Dataset rows:
^^^^^^^^
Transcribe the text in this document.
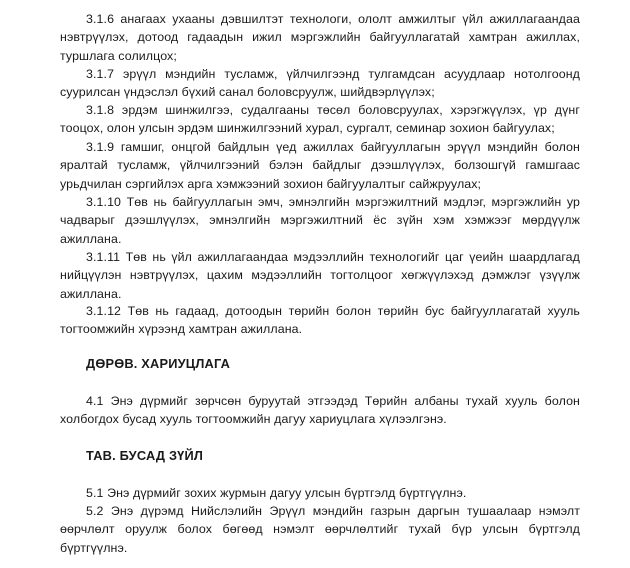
3.1.6 анагаах ухааны дэвшилтэт технологи, ололт амжилтыг үйл ажиллагаандаа нэвтрүүлэх, дотоод гадаадын ижил мэргэжлийн байгууллагатай хамтран ажиллах, туршлага солилцох;

3.1.7 эрүүл мэндийн тусламж, үйлчилгээнд тулгамдсан асуудлаар нотолгоонд суурилсан үндэслэл бүхий санал боловсруулж, шийдвэрлүүлэх;

3.1.8 эрдэм шинжилгээ, судалгааны төсөл боловсруулах, хэрэгжүүлэх, үр дүнг тооцох, олон улсын эрдэм шинжилгээний хурал, сургалт, семинар зохион байгуулах;

3.1.9 гамшиг, онцгой байдлын үед ажиллах байгууллагын эрүүл мэндийн болон яралтай тусламж, үйлчилгээний бэлэн байдлыг дээшлүүлэх, болзошгүй гамшгаас урьдчилан сэргийлэх арга хэмжээний зохион байгуулалтыг сайжруулах;

3.1.10 Төв нь байгууллагын эмч, эмнэлгийн мэргэжилтний мэдлэг, мэргэжлийн ур чадварыг дээшлүүлэх, эмнэлгийн мэргэжилтний ёс зүйн хэм хэмжээг мөрдүүлж ажиллана.

3.1.11 Төв нь үйл ажиллагаандаа мэдээллийн технологийг цаг үеийн шаардлагад нийцүүлэн нэвтрүүлэх, цахим мэдээллийн тогтолцоог хөгжүүлэхэд дэмжлэг үзүүлж ажиллана.

3.1.12 Төв нь гадаад, дотоодын төрийн болон төрийн бус байгууллагатай хууль тогтоомжийн хүрээнд хамтран ажиллана.

ДӨРӨВ. ХАРИУЦЛАГА

4.1 Энэ дүрмийг зөрчсөн буруутай этгээдэд Төрийн албаны тухай хууль болон холбогдох бусад хууль тогтоомжийн дагуу хариуцлага хүлээлгэнэ.

ТАВ. БУСАД ЗҮЙЛ

5.1 Энэ дүрмийг зохих журмын дагуу улсын бүртгэлд бүртгүүлнэ.

5.2 Энэ дүрэмд Нийслэлийн Эрүүл мэндийн газрын даргын тушаалаар нэмэлт өөрчлөлт оруулж болох бөгөөд нэмэлт өөрчлөлтийг тухай бүр улсын бүртгэлд бүртгүүлнэ.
^^^^^^^^
Exercise: Omit every picture while copying the listing above exactly.

Solved problem:
Transcribe the text in this document.
3.1.6 анагаах ухааны дэвшилтэт технологи, ололт амжилтыг үйл ажиллагаандаа нэвтрүүлэх, дотоод гадаадын ижил мэргэжлийн байгууллагатай хамтран ажиллах, туршлага солилцох;

3.1.7 эрүүл мэндийн тусламж, үйлчилгээнд тулгамдсан асуудлаар нотолгоонд суурилсан үндэслэл бүхий санал боловсруулж, шийдвэрлүүлэх;

3.1.8 эрдэм шинжилгээ, судалгааны төсөл боловсруулах, хэрэгжүүлэх, үр дүнг тооцох, олон улсын эрдэм шинжилгээний хурал, сургалт, семинар зохион байгуулах;

3.1.9 гамшиг, онцгой байдлын үед ажиллах байгууллагын эрүүл мэндийн болон яралтай тусламж, үйлчилгээний бэлэн байдлыг дээшлүүлэх, болзошгүй гамшгаас урьдчилан сэргийлэх арга хэмжээний зохион байгуулалтыг сайжруулах;

3.1.10 Төв нь байгууллагын эмч, эмнэлгийн мэргэжилтний мэдлэг, мэргэжлийн ур чадварыг дээшлүүлэх, эмнэлгийн мэргэжилтний ёс зүйн хэм хэмжээг мөрдүүлж ажиллана.

3.1.11 Төв нь үйл ажиллагаандаа мэдээллийн технологийг цаг үеийн шаардлагад нийцүүлэн нэвтрүүлэх, цахим мэдээллийн тогтолцоог хөгжүүлэхэд дэмжлэг үзүүлж ажиллана.

3.1.12 Төв нь гадаад, дотоодын төрийн болон төрийн бус байгууллагатай хууль тогтоомжийн хүрээнд хамтран ажиллана.

ДӨРӨВ. ХАРИУЦЛАГА

4.1 Энэ дүрмийг зөрчсөн буруутай этгээдэд Төрийн албаны тухай хууль болон холбогдох бусад хууль тогтоомжийн дагуу хариуцлага хүлээлгэнэ.

ТАВ. БУСАД ЗҮЙЛ

5.1 Энэ дүрмийг зохих журмын дагуу улсын бүртгэлд бүртгүүлнэ.

5.2 Энэ дүрэмд Нийслэлийн Эрүүл мэндийн газрын даргын тушаалаар нэмэлт өөрчлөлт оруулж болох бөгөөд нэмэлт өөрчлөлтийг тухай бүр улсын бүртгэлд бүртгүүлнэ.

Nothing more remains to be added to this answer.